- **WORK INSTRUCTIONS**
Write out each line from the data below that includes the word "Nombre".

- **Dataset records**

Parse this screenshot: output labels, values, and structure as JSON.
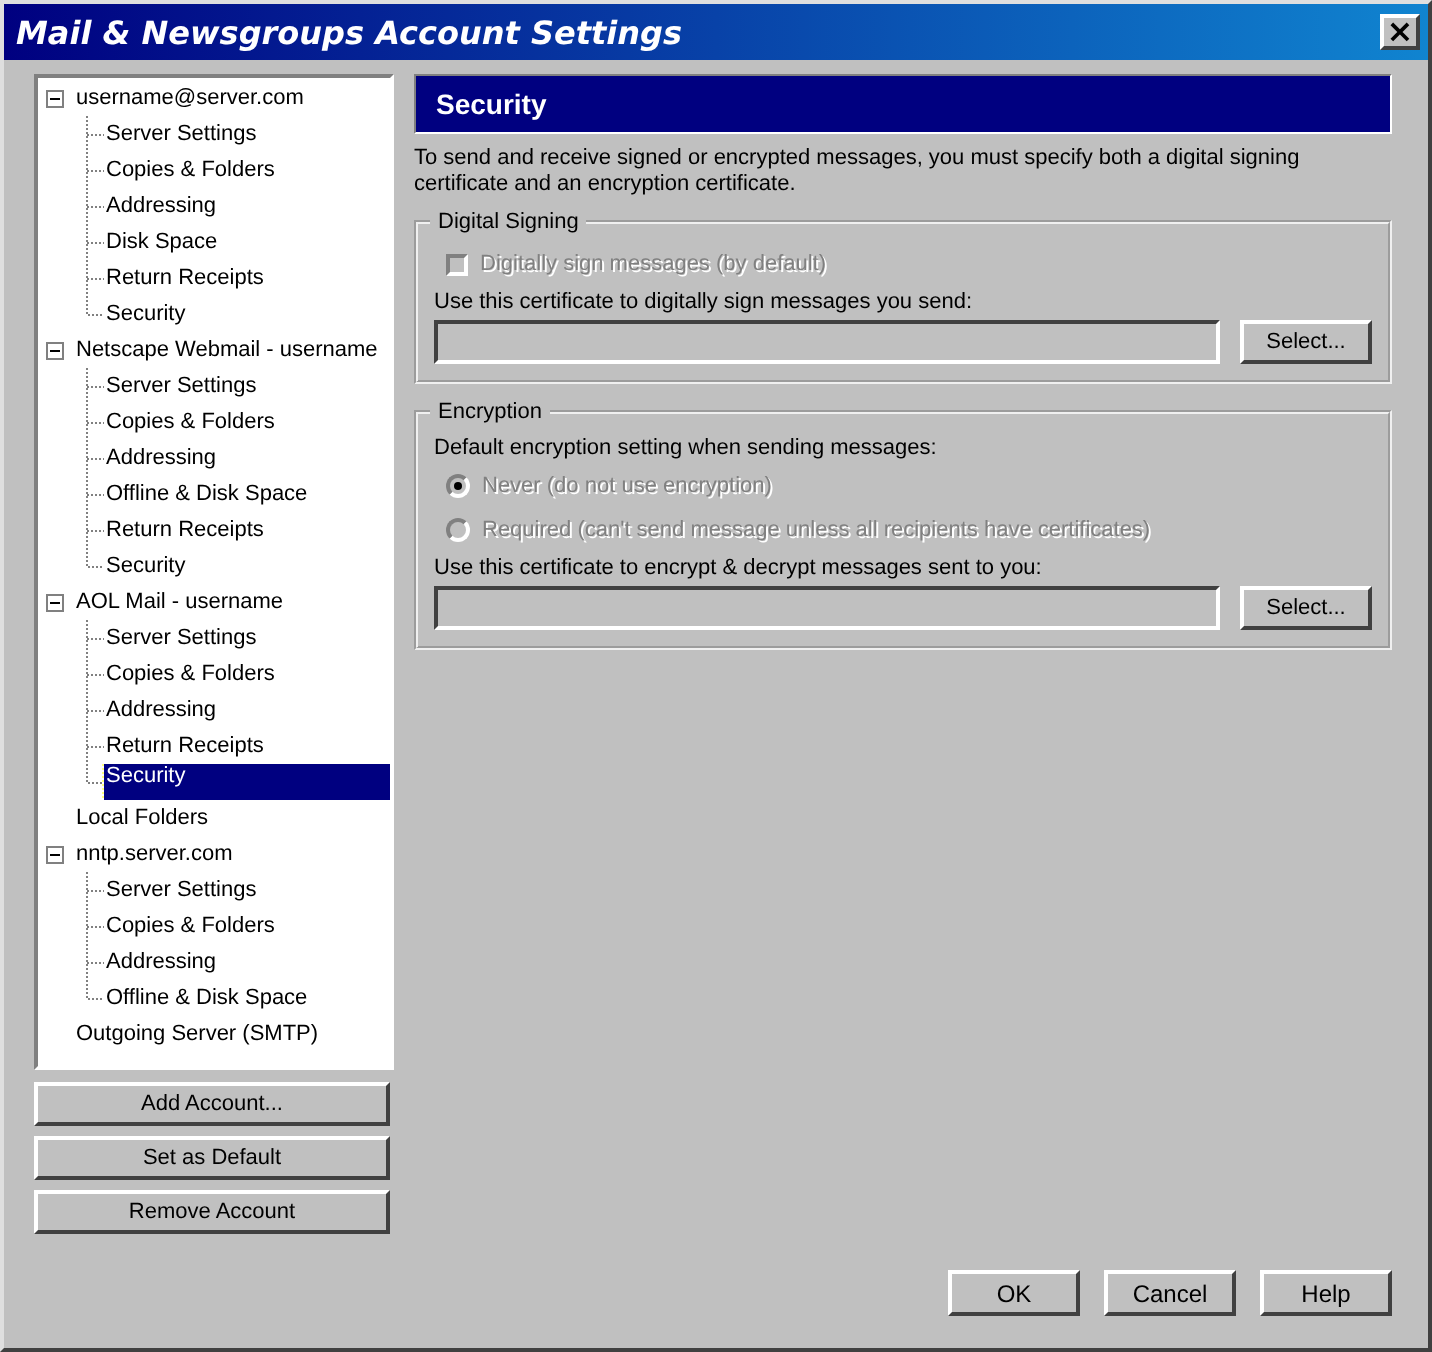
{
  "window": {
    "title": "Mail & Newsgroups Account Settings",
    "close": "×"
  },
  "tree": [
    {
      "label": "username@server.com",
      "expanded": true,
      "selected": false,
      "children": [
        {
          "label": "Server Settings",
          "selected": false
        },
        {
          "label": "Copies & Folders",
          "selected": false
        },
        {
          "label": "Addressing",
          "selected": false
        },
        {
          "label": "Disk Space",
          "selected": false
        },
        {
          "label": "Return Receipts",
          "selected": false
        },
        {
          "label": "Security",
          "selected": false
        }
      ]
    },
    {
      "label": "Netscape Webmail - username",
      "expanded": true,
      "selected": false,
      "children": [
        {
          "label": "Server Settings",
          "selected": false
        },
        {
          "label": "Copies & Folders",
          "selected": false
        },
        {
          "label": "Addressing",
          "selected": false
        },
        {
          "label": "Offline & Disk Space",
          "selected": false
        },
        {
          "label": "Return Receipts",
          "selected": false
        },
        {
          "label": "Security",
          "selected": false
        }
      ]
    },
    {
      "label": "AOL Mail - username",
      "expanded": true,
      "selected": false,
      "children": [
        {
          "label": "Server Settings",
          "selected": false
        },
        {
          "label": "Copies & Folders",
          "selected": false
        },
        {
          "label": "Addressing",
          "selected": false
        },
        {
          "label": "Return Receipts",
          "selected": false
        },
        {
          "label": "Security",
          "selected": true
        }
      ]
    },
    {
      "label": "Local Folders",
      "selected": false
    },
    {
      "label": "nntp.server.com",
      "expanded": true,
      "selected": false,
      "children": [
        {
          "label": "Server Settings",
          "selected": false
        },
        {
          "label": "Copies & Folders",
          "selected": false
        },
        {
          "label": "Addressing",
          "selected": false
        },
        {
          "label": "Offline & Disk Space",
          "selected": false
        }
      ]
    },
    {
      "label": "Outgoing Server (SMTP)",
      "selected": false
    }
  ],
  "account_buttons": [
    "Add Account...",
    "Set as Default",
    "Remove Account"
  ],
  "panel": {
    "title": "Security",
    "intro": "To send and receive signed or encrypted messages, you must specify both a digital signing certificate and an encryption certificate.",
    "signing": {
      "title": "Digital Signing",
      "checkbox": {
        "label": "Digitally sign messages (by default)",
        "checked": false,
        "disabled": true
      },
      "cert_label": "Use this certificate to digitally sign messages you send:",
      "button": "Select..."
    },
    "encryption": {
      "title": "Encryption",
      "setting_label": "Default encryption setting when sending messages:",
      "options": [
        {
          "label": "Never (do not use encryption)",
          "selected": true,
          "disabled": true
        },
        {
          "label": "Required (can't send message unless all recipients have certificates)",
          "selected": false,
          "disabled": true
        }
      ],
      "cert_label": "Use this certificate to encrypt & decrypt messages sent to you:",
      "button": "Select..."
    }
  },
  "dialog_buttons": [
    "OK",
    "Cancel",
    "Help"
  ]
}
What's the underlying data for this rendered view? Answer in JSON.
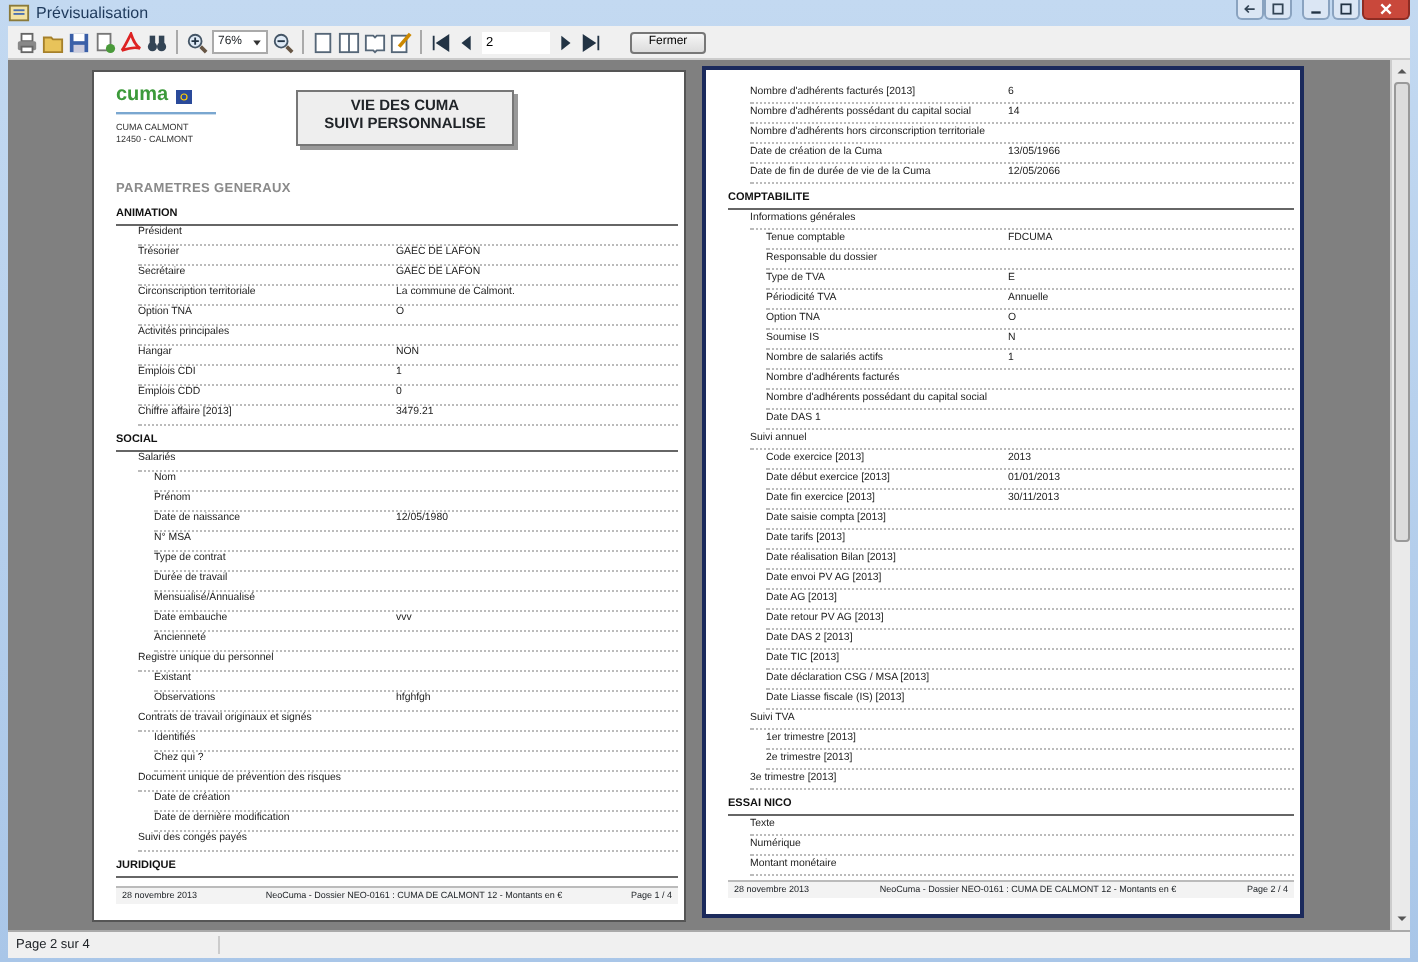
{
  "window": {
    "title": "Prévisualisation"
  },
  "toolbar": {
    "zoom": "76%",
    "page_number": "2",
    "close_button": "Fermer"
  },
  "pages": [
    {
      "selected": false,
      "header": {
        "logo": "cuma",
        "address": [
          "CUMA  CALMONT",
          "12450 - CALMONT"
        ],
        "title": [
          "VIE DES CUMA",
          "SUIVI PERSONNALISE"
        ],
        "heading": "PARAMETRES GENERAUX"
      },
      "sections": [
        {
          "title": "ANIMATION",
          "rows": [
            {
              "label": "Président"
            },
            {
              "label": "Trésorier",
              "value": "GAEC DE LAFON"
            },
            {
              "label": "Secrétaire",
              "value": "GAEC DE LAFON"
            },
            {
              "label": "Circonscription territoriale",
              "value": "La commune de Calmont."
            },
            {
              "label": "Option TNA",
              "value": "O"
            },
            {
              "label": "Activités principales"
            },
            {
              "label": "Hangar",
              "value": "NON"
            },
            {
              "label": "Emplois CDI",
              "value": "1"
            },
            {
              "label": "Emplois CDD",
              "value": "0"
            },
            {
              "label": "Chiffre affaire [2013]",
              "value": "3479.21"
            }
          ]
        },
        {
          "title": "SOCIAL",
          "rows": [
            {
              "label": "Salariés",
              "children": [
                {
                  "label": "Nom"
                },
                {
                  "label": "Prénom"
                },
                {
                  "label": "Date de naissance",
                  "value": "12/05/1980"
                },
                {
                  "label": "N° MSA"
                },
                {
                  "label": "Type de contrat"
                },
                {
                  "label": "Durée de travail"
                },
                {
                  "label": "Mensualisé/Annualisé"
                },
                {
                  "label": "Date embauche",
                  "value": "vvv"
                },
                {
                  "label": "Ancienneté"
                }
              ]
            },
            {
              "label": "Registre unique du personnel",
              "children": [
                {
                  "label": "Existant"
                },
                {
                  "label": "Observations",
                  "value": "hfghfgh"
                }
              ]
            },
            {
              "label": "Contrats de travail originaux et signés",
              "children": [
                {
                  "label": "Identifiés"
                },
                {
                  "label": "Chez qui ?"
                }
              ]
            },
            {
              "label": "Document unique de prévention des risques",
              "children": [
                {
                  "label": "Date de création"
                },
                {
                  "label": "Date de dernière modification"
                }
              ]
            },
            {
              "label": "Suivi des congés payés"
            }
          ]
        },
        {
          "title": "JURIDIQUE"
        }
      ],
      "footer": {
        "date": "28 novembre 2013",
        "center": "NeoCuma - Dossier NEO-0161 : CUMA DE CALMONT 12 - Montants en €",
        "page": "Page 1 / 4"
      }
    },
    {
      "selected": true,
      "sections": [
        {
          "rows": [
            {
              "label": "Nombre d'adhérents facturés [2013]",
              "value": "6"
            },
            {
              "label": "Nombre d'adhérents possédant du capital social",
              "value": "14"
            },
            {
              "label": "Nombre d'adhérents hors circonscription territoriale"
            },
            {
              "label": "Date de création de la Cuma",
              "value": "13/05/1966"
            },
            {
              "label": "Date de fin de durée de vie de la Cuma",
              "value": "12/05/2066"
            }
          ]
        },
        {
          "title": "COMPTABILITE",
          "rows": [
            {
              "label": "Informations générales",
              "children": [
                {
                  "label": "Tenue comptable",
                  "value": "FDCUMA"
                },
                {
                  "label": "Responsable du dossier"
                },
                {
                  "label": "Type de TVA",
                  "value": "E"
                },
                {
                  "label": "Périodicité TVA",
                  "value": "Annuelle"
                },
                {
                  "label": "Option TNA",
                  "value": "O"
                },
                {
                  "label": "Soumise IS",
                  "value": "N"
                },
                {
                  "label": "Nombre de salariés actifs",
                  "value": "1"
                },
                {
                  "label": "Nombre d'adhérents facturés"
                },
                {
                  "label": "Nombre d'adhérents possédant du capital social"
                },
                {
                  "label": "Date DAS 1"
                }
              ]
            },
            {
              "label": "Suivi annuel",
              "children": [
                {
                  "label": "Code exercice [2013]",
                  "value": "2013"
                },
                {
                  "label": "Date début exercice [2013]",
                  "value": "01/01/2013"
                },
                {
                  "label": "Date fin exercice [2013]",
                  "value": "30/11/2013"
                },
                {
                  "label": "Date saisie compta [2013]"
                },
                {
                  "label": "Date tarifs [2013]"
                },
                {
                  "label": "Date réalisation Bilan [2013]"
                },
                {
                  "label": "Date envoi PV AG [2013]"
                },
                {
                  "label": "Date AG [2013]"
                },
                {
                  "label": "Date retour PV AG [2013]"
                },
                {
                  "label": "Date DAS 2 [2013]"
                },
                {
                  "label": "Date TIC [2013]"
                },
                {
                  "label": "Date déclaration CSG / MSA [2013]"
                },
                {
                  "label": "Date Liasse fiscale (IS) [2013]"
                }
              ]
            },
            {
              "label": "Suivi TVA",
              "children": [
                {
                  "label": "1er trimestre [2013]"
                },
                {
                  "label": "2e trimestre [2013]"
                }
              ]
            },
            {
              "label": "3e trimestre [2013]"
            }
          ]
        },
        {
          "title": "ESSAI NICO",
          "rows": [
            {
              "label": "Texte"
            },
            {
              "label": "Numérique"
            },
            {
              "label": "Montant monétaire"
            }
          ]
        }
      ],
      "footer": {
        "date": "28 novembre 2013",
        "center": "NeoCuma - Dossier NEO-0161 : CUMA DE CALMONT 12 - Montants en €",
        "page": "Page 2 / 4"
      }
    }
  ],
  "status_bar": {
    "text": "Page 2 sur 4"
  }
}
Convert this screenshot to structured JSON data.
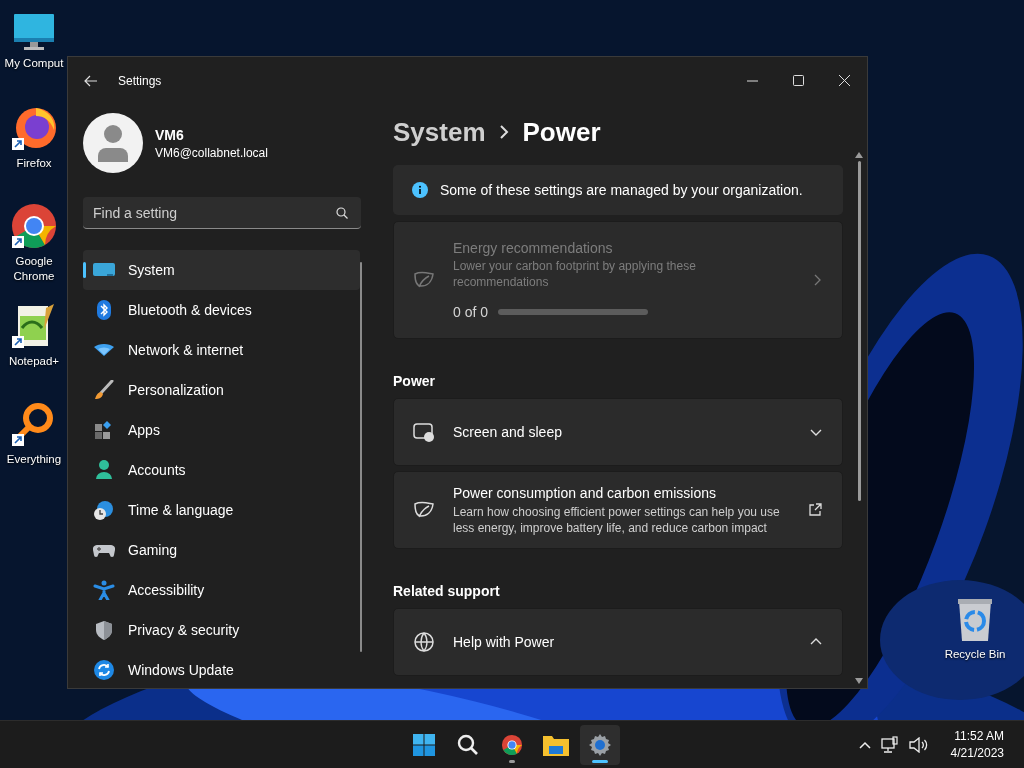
{
  "desktop_icons": [
    {
      "kind": "computer",
      "label": "My Comput"
    },
    {
      "kind": "firefox",
      "label": "Firefox"
    },
    {
      "kind": "chrome",
      "label": "Google Chrome"
    },
    {
      "kind": "notepad",
      "label": "Notepad+"
    },
    {
      "kind": "everything",
      "label": "Everything"
    },
    {
      "kind": "recycle",
      "label": "Recycle Bin"
    }
  ],
  "window": {
    "title": "Settings",
    "user": {
      "name": "VM6",
      "email": "VM6@collabnet.local"
    },
    "search": {
      "placeholder": "Find a setting"
    },
    "nav_items": [
      {
        "kind": "system",
        "label": "System",
        "selected": true
      },
      {
        "kind": "bluetooth",
        "label": "Bluetooth & devices",
        "selected": false
      },
      {
        "kind": "network",
        "label": "Network & internet",
        "selected": false
      },
      {
        "kind": "personalization",
        "label": "Personalization",
        "selected": false
      },
      {
        "kind": "apps",
        "label": "Apps",
        "selected": false
      },
      {
        "kind": "accounts",
        "label": "Accounts",
        "selected": false
      },
      {
        "kind": "time",
        "label": "Time & language",
        "selected": false
      },
      {
        "kind": "gaming",
        "label": "Gaming",
        "selected": false
      },
      {
        "kind": "accessibility",
        "label": "Accessibility",
        "selected": false
      },
      {
        "kind": "privacy",
        "label": "Privacy & security",
        "selected": false
      },
      {
        "kind": "update",
        "label": "Windows Update",
        "selected": false
      }
    ],
    "breadcrumb": {
      "parent": "System",
      "current": "Power"
    },
    "notice": "Some of these settings are managed by your organization.",
    "energy_card": {
      "title": "Energy recommendations",
      "description": "Lower your carbon footprint by applying these recommendations",
      "progress_text": "0 of 0",
      "disabled": true
    },
    "sections": [
      {
        "heading": "Power",
        "cards": [
          {
            "kind": "display",
            "title": "Screen and sleep",
            "expanded": false
          },
          {
            "kind": "external",
            "title": "Power consumption and carbon emissions",
            "description": "Learn how choosing efficient power settings can help you use less energy, improve battery life, and reduce carbon impact"
          }
        ]
      },
      {
        "heading": "Related support",
        "cards": [
          {
            "kind": "support",
            "title": "Help with Power",
            "expanded": true
          }
        ]
      }
    ]
  },
  "taskbar": {
    "apps": [
      {
        "kind": "start",
        "running": false,
        "active": false
      },
      {
        "kind": "search",
        "running": false,
        "active": false
      },
      {
        "kind": "chrome",
        "running": true,
        "active": false
      },
      {
        "kind": "explorer",
        "running": false,
        "active": false
      },
      {
        "kind": "settings",
        "running": true,
        "active": true
      }
    ],
    "clock": {
      "time": "11:52 AM",
      "date": "4/21/2023"
    }
  }
}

- **THE ANSWER**
              "label": "Nombre d'adhérents facturés [2013]",
              "label": "Nombre d'adhérents possédant du capital social",
              "label": "Nombre d'adhérents hors circonscription territoriale"
                  "label": "Nombre de salariés actifs",
                  "label": "Nombre d'adhérents facturés"
                  "label": "Nombre d'adhérents possédant du capital social"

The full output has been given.